:: What this task involves ::
Note how many lines hold "throwing" and report that number by itself.

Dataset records
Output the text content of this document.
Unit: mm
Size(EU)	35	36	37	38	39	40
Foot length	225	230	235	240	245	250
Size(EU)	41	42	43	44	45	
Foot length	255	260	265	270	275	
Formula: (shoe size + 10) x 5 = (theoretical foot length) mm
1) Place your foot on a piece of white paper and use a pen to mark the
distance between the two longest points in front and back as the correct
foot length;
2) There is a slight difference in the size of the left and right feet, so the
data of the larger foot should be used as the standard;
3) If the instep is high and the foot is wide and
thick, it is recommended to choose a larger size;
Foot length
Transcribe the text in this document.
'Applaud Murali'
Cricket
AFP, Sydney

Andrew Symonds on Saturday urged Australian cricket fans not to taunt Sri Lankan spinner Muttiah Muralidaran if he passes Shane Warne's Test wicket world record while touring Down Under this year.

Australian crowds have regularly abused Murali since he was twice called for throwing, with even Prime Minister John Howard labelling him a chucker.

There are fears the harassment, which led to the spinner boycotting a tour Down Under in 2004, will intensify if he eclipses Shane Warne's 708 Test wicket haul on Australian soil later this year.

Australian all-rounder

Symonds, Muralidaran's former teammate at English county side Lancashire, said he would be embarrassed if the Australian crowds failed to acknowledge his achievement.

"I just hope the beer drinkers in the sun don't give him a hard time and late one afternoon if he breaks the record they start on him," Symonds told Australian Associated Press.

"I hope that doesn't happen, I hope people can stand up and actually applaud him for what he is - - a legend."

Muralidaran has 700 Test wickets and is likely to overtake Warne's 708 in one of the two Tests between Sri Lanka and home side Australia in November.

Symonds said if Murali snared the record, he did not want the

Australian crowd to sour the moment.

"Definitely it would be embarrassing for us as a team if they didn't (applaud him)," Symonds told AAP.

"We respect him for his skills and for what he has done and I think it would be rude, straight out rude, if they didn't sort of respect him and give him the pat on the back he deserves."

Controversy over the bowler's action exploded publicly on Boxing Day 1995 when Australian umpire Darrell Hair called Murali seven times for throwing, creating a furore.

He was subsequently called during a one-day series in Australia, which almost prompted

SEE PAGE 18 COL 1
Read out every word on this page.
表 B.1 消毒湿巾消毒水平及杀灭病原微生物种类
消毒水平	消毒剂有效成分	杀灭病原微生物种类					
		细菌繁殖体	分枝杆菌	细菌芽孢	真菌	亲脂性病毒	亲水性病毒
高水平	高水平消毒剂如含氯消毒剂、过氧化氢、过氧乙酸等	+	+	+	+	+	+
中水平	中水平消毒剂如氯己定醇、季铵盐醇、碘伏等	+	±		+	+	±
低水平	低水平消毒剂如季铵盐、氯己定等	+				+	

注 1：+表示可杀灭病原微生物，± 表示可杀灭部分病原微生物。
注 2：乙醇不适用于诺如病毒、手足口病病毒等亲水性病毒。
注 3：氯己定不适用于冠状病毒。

:: Full answer ::
2